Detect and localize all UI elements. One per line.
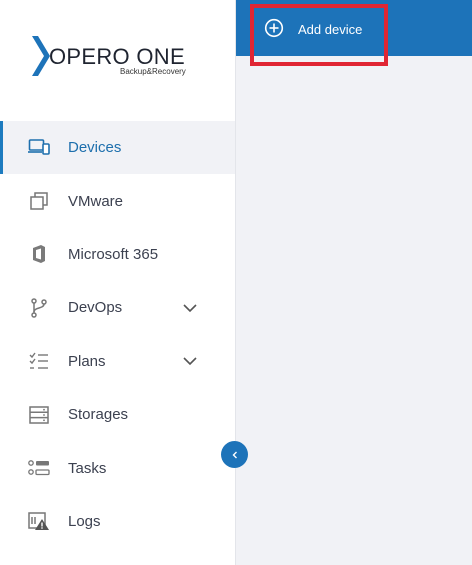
sidebar-item-devices[interactable]: Devices bbox=[0, 121, 235, 175]
branch-icon bbox=[28, 297, 50, 319]
sidebar-item-microsoft-365[interactable]: Microsoft 365 bbox=[0, 228, 235, 281]
chevron-left-icon bbox=[232, 451, 237, 458]
sidebar-item-label: Tasks bbox=[68, 459, 107, 477]
sidebar-item-storages[interactable]: Storages bbox=[0, 388, 235, 441]
vmware-icon bbox=[28, 190, 50, 212]
collapse-sidebar-button[interactable] bbox=[221, 441, 248, 468]
sidebar-item-label: VMware bbox=[68, 192, 124, 210]
sidebar-item-label: Logs bbox=[68, 512, 101, 530]
sidebar-item-vmware[interactable]: VMware bbox=[0, 174, 235, 227]
logs-warning-icon bbox=[28, 510, 50, 532]
add-device-label: Add device bbox=[298, 22, 363, 37]
brand-logo: OPERO ONE Backup&Recovery bbox=[32, 36, 202, 80]
sidebar-item-logs[interactable]: Logs bbox=[0, 495, 235, 548]
checklist-icon bbox=[28, 350, 50, 372]
add-device-button[interactable]: Add device bbox=[250, 4, 388, 66]
devices-icon bbox=[28, 137, 50, 159]
storage-icon bbox=[28, 404, 50, 426]
sidebar-item-plans[interactable]: Plans bbox=[0, 335, 235, 388]
sidebar-item-label: Devices bbox=[68, 139, 122, 157]
sidebar-item-label: Storages bbox=[68, 406, 129, 424]
sidebar-item-devops[interactable]: DevOps bbox=[0, 281, 235, 334]
office-icon bbox=[28, 243, 50, 265]
sidebar-item-label: Plans bbox=[68, 352, 106, 370]
chevron-down-icon[interactable] bbox=[182, 355, 198, 367]
sidebar-item-label: Microsoft 365 bbox=[68, 245, 159, 263]
tasks-icon bbox=[28, 457, 50, 479]
sidebar: OPERO ONE Backup&Recovery Devices VMware… bbox=[0, 0, 236, 565]
sidebar-item-tasks[interactable]: Tasks bbox=[0, 441, 235, 494]
chevron-down-icon[interactable] bbox=[182, 302, 198, 314]
plus-circle-icon bbox=[264, 18, 284, 38]
brand-tagline: Backup&Recovery bbox=[120, 67, 186, 76]
sidebar-item-label: DevOps bbox=[68, 299, 123, 317]
sidebar-nav: Devices VMware Microsoft 365 DevOps Plan… bbox=[0, 121, 235, 548]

_What to work on_
Could you give the data above as a Markdown table with the columns "Row" and "Data line", numbering each line, leaving out any blank lines and omitting the pictures?

_Complete answer_
| Row | Data line |
|---|---|
| 1 | Detect and localize all UI elements. One per line. |
| 2 | sidebar-item-devices[interactable]: Devices bbox=[0, 121, 235, 175] |
| 3 | branch-icon bbox=[28, 297, 50, 319] |
| 4 | sidebar-item-microsoft-365[interactable]: Microsoft 365 bbox=[0, 228, 235, 281] |
| 5 | chevron-left-icon bbox=[232, 451, 237, 458] |
| 6 | sidebar-item-label: Tasks bbox=[68, 459, 107, 477] |
| 7 | sidebar-item-storages[interactable]: Storages bbox=[0, 388, 235, 441] |
| 8 | vmware-icon bbox=[28, 190, 50, 212] |
| 9 | collapse-sidebar-button[interactable] bbox=[221, 441, 248, 468] |
| 10 | sidebar-item-label: VMware bbox=[68, 192, 124, 210] |
| 11 | sidebar-item-label: Logs bbox=[68, 512, 101, 530] |
| 12 | sidebar-item-vmware[interactable]: VMware bbox=[0, 174, 235, 227] |
| 13 | logs-warning-icon bbox=[28, 510, 50, 532] |
| 14 | add-device-label: Add device bbox=[298, 22, 363, 37] |
| 15 | brand-logo: OPERO ONE Backup&Recovery bbox=[32, 36, 202, 80] |
| 16 | sidebar-item-logs[interactable]: Logs bbox=[0, 495, 235, 548] |
| 17 | checklist-icon bbox=[28, 350, 50, 372] |
| 18 | add-device-button[interactable]: Add device bbox=[250, 4, 388, 66] |
| 19 | devices-icon bbox=[28, 137, 50, 159] |
| 20 | storage-icon bbox=[28, 404, 50, 426] |
| 21 | sidebar-item-plans[interactable]: Plans bbox=[0, 335, 235, 388] |
| 22 | sidebar-item-label: Devices bbox=[68, 139, 122, 157] |
| 23 | sidebar-item-label: Storages bbox=[68, 406, 129, 424] |
| 24 | sidebar-item-devops[interactable]: DevOps bbox=[0, 281, 235, 334] |
| 25 | office-icon bbox=[28, 243, 50, 265] |
| 26 | sidebar-item-label: Plans bbox=[68, 352, 106, 370] |
| 27 | chevron-down-icon[interactable] bbox=[182, 355, 198, 367] |
| 28 | sidebar-item-label: Microsoft 365 bbox=[68, 245, 159, 263] |
| 29 | tasks-icon bbox=[28, 457, 50, 479] |
| 30 | sidebar: OPERO ONE Backup&Recovery Devices VMware… bbox=[0, 0, 236, 565] |
| 31 | sidebar-item-tasks[interactable]: Tasks bbox=[0, 441, 235, 494] |
| 32 | chevron-down-icon[interactable] bbox=[182, 302, 198, 314] |
| 33 | plus-circle-icon bbox=[264, 18, 284, 38] |
| 34 | brand-tagline: Backup&Recovery bbox=[120, 67, 186, 76] |
| 35 | sidebar-item-label: DevOps bbox=[68, 299, 123, 317] |
| 36 | sidebar-nav: Devices VMware Microsoft 365 DevOps Plan… bbox=[0, 121, 235, 548] |